▶ **AIM**:
Exactly reproduce each entry, leaving out nothing.

[START OF SUPPLIED INFORMATION]

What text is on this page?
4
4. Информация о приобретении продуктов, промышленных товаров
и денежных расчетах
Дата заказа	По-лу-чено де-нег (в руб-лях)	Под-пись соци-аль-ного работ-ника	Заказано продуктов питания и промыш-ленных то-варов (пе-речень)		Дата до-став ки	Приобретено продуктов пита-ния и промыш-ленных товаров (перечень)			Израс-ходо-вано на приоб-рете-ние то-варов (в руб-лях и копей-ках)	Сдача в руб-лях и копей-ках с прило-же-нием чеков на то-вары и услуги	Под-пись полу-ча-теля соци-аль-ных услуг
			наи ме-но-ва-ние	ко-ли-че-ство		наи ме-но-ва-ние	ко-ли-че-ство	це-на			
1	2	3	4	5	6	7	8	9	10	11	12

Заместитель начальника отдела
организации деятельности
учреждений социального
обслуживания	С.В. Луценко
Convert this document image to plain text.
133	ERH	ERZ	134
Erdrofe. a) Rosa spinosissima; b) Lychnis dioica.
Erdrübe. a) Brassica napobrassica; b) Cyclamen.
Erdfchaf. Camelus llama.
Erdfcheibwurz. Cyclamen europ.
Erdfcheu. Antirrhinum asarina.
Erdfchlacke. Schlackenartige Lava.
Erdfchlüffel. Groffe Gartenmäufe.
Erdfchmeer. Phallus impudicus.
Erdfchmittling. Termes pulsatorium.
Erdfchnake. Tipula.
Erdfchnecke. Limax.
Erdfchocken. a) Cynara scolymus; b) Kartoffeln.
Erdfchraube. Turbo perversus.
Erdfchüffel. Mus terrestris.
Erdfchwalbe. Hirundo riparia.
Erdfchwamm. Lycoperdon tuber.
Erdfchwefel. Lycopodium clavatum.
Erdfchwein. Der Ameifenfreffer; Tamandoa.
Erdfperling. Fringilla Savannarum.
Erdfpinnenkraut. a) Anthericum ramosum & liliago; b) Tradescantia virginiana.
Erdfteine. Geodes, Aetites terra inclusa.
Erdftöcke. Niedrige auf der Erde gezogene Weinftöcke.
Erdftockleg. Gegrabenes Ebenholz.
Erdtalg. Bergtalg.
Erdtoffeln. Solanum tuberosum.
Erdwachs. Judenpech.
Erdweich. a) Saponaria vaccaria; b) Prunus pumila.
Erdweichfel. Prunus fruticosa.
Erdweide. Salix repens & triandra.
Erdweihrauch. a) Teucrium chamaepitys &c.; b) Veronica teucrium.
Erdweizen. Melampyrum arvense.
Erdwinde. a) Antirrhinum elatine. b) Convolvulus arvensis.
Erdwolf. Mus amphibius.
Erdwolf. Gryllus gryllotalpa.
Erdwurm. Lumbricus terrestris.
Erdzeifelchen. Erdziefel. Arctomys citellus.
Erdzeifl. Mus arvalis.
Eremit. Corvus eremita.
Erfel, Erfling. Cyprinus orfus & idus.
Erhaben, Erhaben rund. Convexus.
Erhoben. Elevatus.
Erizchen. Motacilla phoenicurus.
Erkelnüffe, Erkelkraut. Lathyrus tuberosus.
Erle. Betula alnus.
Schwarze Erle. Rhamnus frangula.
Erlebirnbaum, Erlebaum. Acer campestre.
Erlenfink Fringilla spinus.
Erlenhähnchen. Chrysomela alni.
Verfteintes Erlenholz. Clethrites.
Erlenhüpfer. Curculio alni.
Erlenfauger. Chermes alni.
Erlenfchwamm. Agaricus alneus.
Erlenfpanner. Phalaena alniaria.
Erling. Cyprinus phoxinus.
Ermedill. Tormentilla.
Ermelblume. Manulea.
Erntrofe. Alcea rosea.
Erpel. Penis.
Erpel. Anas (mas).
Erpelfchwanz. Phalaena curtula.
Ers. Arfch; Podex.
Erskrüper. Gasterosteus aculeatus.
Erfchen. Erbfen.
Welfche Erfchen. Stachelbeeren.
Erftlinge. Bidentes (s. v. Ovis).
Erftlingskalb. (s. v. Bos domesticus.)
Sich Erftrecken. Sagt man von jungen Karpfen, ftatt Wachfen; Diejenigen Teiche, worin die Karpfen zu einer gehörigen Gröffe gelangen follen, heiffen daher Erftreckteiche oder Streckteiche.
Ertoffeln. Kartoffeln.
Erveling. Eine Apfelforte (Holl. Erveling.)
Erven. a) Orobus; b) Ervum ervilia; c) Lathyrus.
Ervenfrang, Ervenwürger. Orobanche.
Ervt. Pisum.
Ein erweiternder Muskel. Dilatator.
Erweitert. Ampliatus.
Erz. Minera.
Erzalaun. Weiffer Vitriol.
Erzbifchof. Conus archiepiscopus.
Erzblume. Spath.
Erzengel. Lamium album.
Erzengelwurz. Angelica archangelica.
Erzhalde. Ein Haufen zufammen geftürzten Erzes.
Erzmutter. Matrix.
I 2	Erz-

[END OF SUPPLIED INFORMATION]

▶ **REPLY TO THE TASK**:
What text is on this page?
4
4. Информация о приобретении продуктов, промышленных товаров
и денежных расчетах
Дата заказа	По-лу-чено де-нег (в руб-лях)	Под-пись соци-аль-ного работ-ника	Заказано продуктов питания и промыш-ленных то-варов (пе-речень)		Дата до-став ки	Приобретено продуктов пита-ния и промыш-ленных товаров (перечень)			Израс-ходо-вано на приоб-рете-ние то-варов (в руб-лях и копей-ках)	Сдача в руб-лях и копей-ках с прило-же-нием чеков на то-вары и услуги	Под-пись полу-ча-теля соци-аль-ных услуг
			наи ме-но-ва-ние	ко-ли-че-ство		наи ме-но-ва-ние	ко-ли-че-ство	це-на			
1	2	3	4	5	6	7	8	9	10	11	12

Заместитель начальника отдела
организации деятельности
учреждений социального
обслуживания	С.В. Луценко
Convert this document image to plain text.
133	ERH	ERZ	134
Erdrofe. a) Rosa spinosissima; b) Lychnis dioica.
Erdrübe. a) Brassica napobrassica; b) Cyclamen.
Erdfchaf. Camelus llama.
Erdfcheibwurz. Cyclamen europ.
Erdfcheu. Antirrhinum asarina.
Erdfchlacke. Schlackenartige Lava.
Erdfchlüffel. Groffe Gartenmäufe.
Erdfchmeer. Phallus impudicus.
Erdfchmittling. Termes pulsatorium.
Erdfchnake. Tipula.
Erdfchnecke. Limax.
Erdfchocken. a) Cynara scolymus; b) Kartoffeln.
Erdfchraube. Turbo perversus.
Erdfchüffel. Mus terrestris.
Erdfchwalbe. Hirundo riparia.
Erdfchwamm. Lycoperdon tuber.
Erdfchwefel. Lycopodium clavatum.
Erdfchwein. Der Ameifenfreffer; Tamandoa.
Erdfperling. Fringilla Savannarum.
Erdfpinnenkraut. a) Anthericum ramosum & liliago; b) Tradescantia virginiana.
Erdfteine. Geodes, Aetites terra inclusa.
Erdftöcke. Niedrige auf der Erde gezogene Weinftöcke.
Erdftockleg. Gegrabenes Ebenholz.
Erdtalg. Bergtalg.
Erdtoffeln. Solanum tuberosum.
Erdwachs. Judenpech.
Erdweich. a) Saponaria vaccaria; b) Prunus pumila.
Erdweichfel. Prunus fruticosa.
Erdweide. Salix repens & triandra.
Erdweihrauch. a) Teucrium chamaepitys &c.; b) Veronica teucrium.
Erdweizen. Melampyrum arvense.
Erdwinde. a) Antirrhinum elatine. b) Convolvulus arvensis.
Erdwolf. Mus amphibius.
Erdwolf. Gryllus gryllotalpa.
Erdwurm. Lumbricus terrestris.
Erdzeifelchen. Erdziefel. Arctomys citellus.
Erdzeifl. Mus arvalis.
Eremit. Corvus eremita.
Erfel, Erfling. Cyprinus orfus & idus.
Erhaben, Erhaben rund. Convexus.
Erhoben. Elevatus.
Erizchen. Motacilla phoenicurus.
Erkelnüffe, Erkelkraut. Lathyrus tuberosus.
Erle. Betula alnus.
Schwarze Erle. Rhamnus frangula.
Erlebirnbaum, Erlebaum. Acer campestre.
Erlenfink Fringilla spinus.
Erlenhähnchen. Chrysomela alni.
Verfteintes Erlenholz. Clethrites.
Erlenhüpfer. Curculio alni.
Erlenfauger. Chermes alni.
Erlenfchwamm. Agaricus alneus.
Erlenfpanner. Phalaena alniaria.
Erling. Cyprinus phoxinus.
Ermedill. Tormentilla.
Ermelblume. Manulea.
Erntrofe. Alcea rosea.
Erpel. Penis.
Erpel. Anas (mas).
Erpelfchwanz. Phalaena curtula.
Ers. Arfch; Podex.
Erskrüper. Gasterosteus aculeatus.
Erfchen. Erbfen.
Welfche Erfchen. Stachelbeeren.
Erftlinge. Bidentes (s. v. Ovis).
Erftlingskalb. (s. v. Bos domesticus.)
Sich Erftrecken. Sagt man von jungen Karpfen, ftatt Wachfen; Diejenigen Teiche, worin die Karpfen zu einer gehörigen Gröffe gelangen follen, heiffen daher Erftreckteiche oder Streckteiche.
Ertoffeln. Kartoffeln.
Erveling. Eine Apfelforte (Holl. Erveling.)
Erven. a) Orobus; b) Ervum ervilia; c) Lathyrus.
Ervenfrang, Ervenwürger. Orobanche.
Ervt. Pisum.
Ein erweiternder Muskel. Dilatator.
Erweitert. Ampliatus.
Erz. Minera.
Erzalaun. Weiffer Vitriol.
Erzbifchof. Conus archiepiscopus.
Erzblume. Spath.
Erzengel. Lamium album.
Erzengelwurz. Angelica archangelica.
Erzhalde. Ein Haufen zufammen geftürzten Erzes.
Erzmutter. Matrix.
I 2	Erz-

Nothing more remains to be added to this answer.